## START SOURCE RECORDS
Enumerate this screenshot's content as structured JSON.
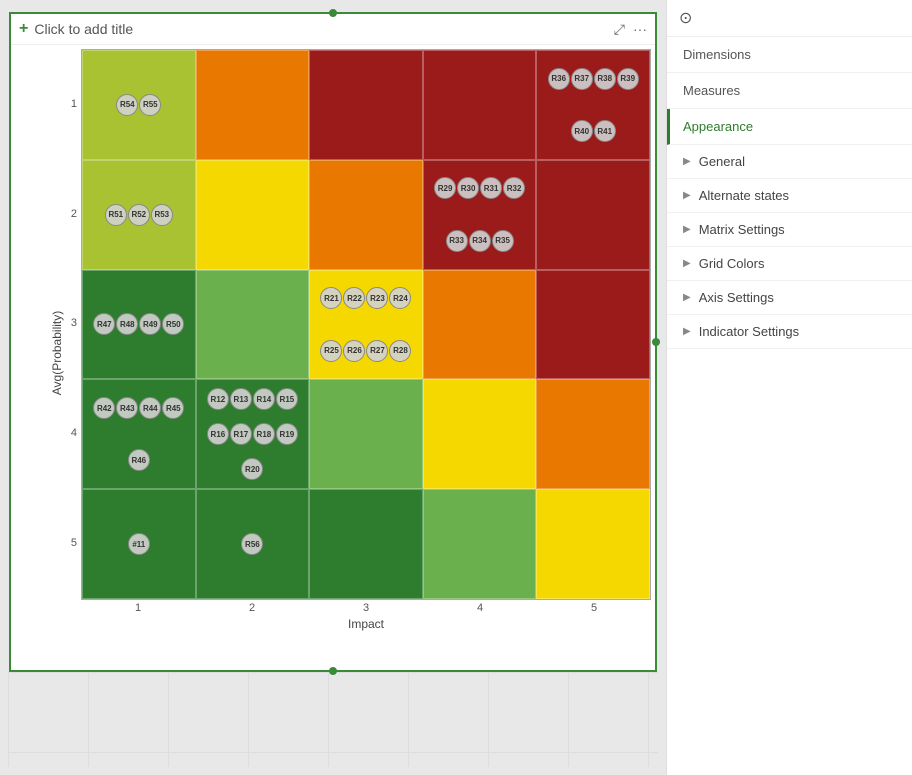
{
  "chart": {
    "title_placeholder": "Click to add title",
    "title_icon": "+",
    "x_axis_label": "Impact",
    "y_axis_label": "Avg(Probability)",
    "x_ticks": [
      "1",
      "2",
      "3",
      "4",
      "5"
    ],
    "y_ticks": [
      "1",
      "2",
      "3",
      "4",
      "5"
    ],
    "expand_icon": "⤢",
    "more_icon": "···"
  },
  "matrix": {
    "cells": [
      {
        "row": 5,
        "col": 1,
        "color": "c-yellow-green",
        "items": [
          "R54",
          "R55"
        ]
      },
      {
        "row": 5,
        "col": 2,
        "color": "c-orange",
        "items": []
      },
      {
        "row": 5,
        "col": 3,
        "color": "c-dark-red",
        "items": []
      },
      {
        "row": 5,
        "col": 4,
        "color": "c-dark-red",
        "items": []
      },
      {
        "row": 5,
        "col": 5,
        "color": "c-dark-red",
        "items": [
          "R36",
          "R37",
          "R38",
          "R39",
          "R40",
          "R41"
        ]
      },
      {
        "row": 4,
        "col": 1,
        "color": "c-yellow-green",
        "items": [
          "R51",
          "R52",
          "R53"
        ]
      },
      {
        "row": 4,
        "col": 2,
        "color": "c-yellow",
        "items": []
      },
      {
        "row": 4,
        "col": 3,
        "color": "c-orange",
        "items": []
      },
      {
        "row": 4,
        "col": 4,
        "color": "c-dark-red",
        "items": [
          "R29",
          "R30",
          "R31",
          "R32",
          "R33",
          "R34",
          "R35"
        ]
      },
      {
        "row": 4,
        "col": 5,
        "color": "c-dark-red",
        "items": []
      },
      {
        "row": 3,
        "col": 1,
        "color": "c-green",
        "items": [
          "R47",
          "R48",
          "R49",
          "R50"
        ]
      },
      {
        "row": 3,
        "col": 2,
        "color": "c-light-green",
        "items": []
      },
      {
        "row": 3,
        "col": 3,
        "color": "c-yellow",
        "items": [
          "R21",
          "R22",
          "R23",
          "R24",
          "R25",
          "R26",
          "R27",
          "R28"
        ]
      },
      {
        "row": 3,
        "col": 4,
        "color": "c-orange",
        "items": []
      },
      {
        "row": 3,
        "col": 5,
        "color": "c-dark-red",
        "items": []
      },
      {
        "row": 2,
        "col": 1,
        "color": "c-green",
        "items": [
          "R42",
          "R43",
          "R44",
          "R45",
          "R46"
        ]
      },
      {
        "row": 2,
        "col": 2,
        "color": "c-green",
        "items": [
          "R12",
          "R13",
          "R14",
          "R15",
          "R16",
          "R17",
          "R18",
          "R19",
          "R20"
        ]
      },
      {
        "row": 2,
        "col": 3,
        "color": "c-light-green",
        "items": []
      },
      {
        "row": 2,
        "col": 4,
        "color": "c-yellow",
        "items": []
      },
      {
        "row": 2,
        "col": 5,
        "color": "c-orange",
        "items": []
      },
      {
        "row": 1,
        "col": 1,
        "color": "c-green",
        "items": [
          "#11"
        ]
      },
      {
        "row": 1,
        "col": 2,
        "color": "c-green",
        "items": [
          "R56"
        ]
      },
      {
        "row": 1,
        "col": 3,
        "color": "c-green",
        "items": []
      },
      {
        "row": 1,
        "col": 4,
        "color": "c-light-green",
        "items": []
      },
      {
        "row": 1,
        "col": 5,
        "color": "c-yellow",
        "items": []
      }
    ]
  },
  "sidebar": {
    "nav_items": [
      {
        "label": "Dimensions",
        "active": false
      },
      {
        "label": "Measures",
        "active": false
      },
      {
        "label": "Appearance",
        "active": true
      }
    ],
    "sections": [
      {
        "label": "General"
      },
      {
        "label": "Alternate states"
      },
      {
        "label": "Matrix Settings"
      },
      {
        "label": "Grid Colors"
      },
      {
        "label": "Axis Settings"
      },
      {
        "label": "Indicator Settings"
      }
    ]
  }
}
## END SOURCE RECORDS
§ DO THIS:
Transcribe the preceding listing in its entirety and with exact wording, leaving out pictures.

§ ANSWER TO THE EXERCISE:
Enumerate this screenshot's content as structured JSON.
{
  "chart": {
    "title_placeholder": "Click to add title",
    "title_icon": "+",
    "x_axis_label": "Impact",
    "y_axis_label": "Avg(Probability)",
    "x_ticks": [
      "1",
      "2",
      "3",
      "4",
      "5"
    ],
    "y_ticks": [
      "1",
      "2",
      "3",
      "4",
      "5"
    ],
    "expand_icon": "⤢",
    "more_icon": "···"
  },
  "matrix": {
    "cells": [
      {
        "row": 5,
        "col": 1,
        "color": "c-yellow-green",
        "items": [
          "R54",
          "R55"
        ]
      },
      {
        "row": 5,
        "col": 2,
        "color": "c-orange",
        "items": []
      },
      {
        "row": 5,
        "col": 3,
        "color": "c-dark-red",
        "items": []
      },
      {
        "row": 5,
        "col": 4,
        "color": "c-dark-red",
        "items": []
      },
      {
        "row": 5,
        "col": 5,
        "color": "c-dark-red",
        "items": [
          "R36",
          "R37",
          "R38",
          "R39",
          "R40",
          "R41"
        ]
      },
      {
        "row": 4,
        "col": 1,
        "color": "c-yellow-green",
        "items": [
          "R51",
          "R52",
          "R53"
        ]
      },
      {
        "row": 4,
        "col": 2,
        "color": "c-yellow",
        "items": []
      },
      {
        "row": 4,
        "col": 3,
        "color": "c-orange",
        "items": []
      },
      {
        "row": 4,
        "col": 4,
        "color": "c-dark-red",
        "items": [
          "R29",
          "R30",
          "R31",
          "R32",
          "R33",
          "R34",
          "R35"
        ]
      },
      {
        "row": 4,
        "col": 5,
        "color": "c-dark-red",
        "items": []
      },
      {
        "row": 3,
        "col": 1,
        "color": "c-green",
        "items": [
          "R47",
          "R48",
          "R49",
          "R50"
        ]
      },
      {
        "row": 3,
        "col": 2,
        "color": "c-light-green",
        "items": []
      },
      {
        "row": 3,
        "col": 3,
        "color": "c-yellow",
        "items": [
          "R21",
          "R22",
          "R23",
          "R24",
          "R25",
          "R26",
          "R27",
          "R28"
        ]
      },
      {
        "row": 3,
        "col": 4,
        "color": "c-orange",
        "items": []
      },
      {
        "row": 3,
        "col": 5,
        "color": "c-dark-red",
        "items": []
      },
      {
        "row": 2,
        "col": 1,
        "color": "c-green",
        "items": [
          "R42",
          "R43",
          "R44",
          "R45",
          "R46"
        ]
      },
      {
        "row": 2,
        "col": 2,
        "color": "c-green",
        "items": [
          "R12",
          "R13",
          "R14",
          "R15",
          "R16",
          "R17",
          "R18",
          "R19",
          "R20"
        ]
      },
      {
        "row": 2,
        "col": 3,
        "color": "c-light-green",
        "items": []
      },
      {
        "row": 2,
        "col": 4,
        "color": "c-yellow",
        "items": []
      },
      {
        "row": 2,
        "col": 5,
        "color": "c-orange",
        "items": []
      },
      {
        "row": 1,
        "col": 1,
        "color": "c-green",
        "items": [
          "#11"
        ]
      },
      {
        "row": 1,
        "col": 2,
        "color": "c-green",
        "items": [
          "R56"
        ]
      },
      {
        "row": 1,
        "col": 3,
        "color": "c-green",
        "items": []
      },
      {
        "row": 1,
        "col": 4,
        "color": "c-light-green",
        "items": []
      },
      {
        "row": 1,
        "col": 5,
        "color": "c-yellow",
        "items": []
      }
    ]
  },
  "sidebar": {
    "nav_items": [
      {
        "label": "Dimensions",
        "active": false
      },
      {
        "label": "Measures",
        "active": false
      },
      {
        "label": "Appearance",
        "active": true
      }
    ],
    "sections": [
      {
        "label": "General"
      },
      {
        "label": "Alternate states"
      },
      {
        "label": "Matrix Settings"
      },
      {
        "label": "Grid Colors"
      },
      {
        "label": "Axis Settings"
      },
      {
        "label": "Indicator Settings"
      }
    ]
  }
}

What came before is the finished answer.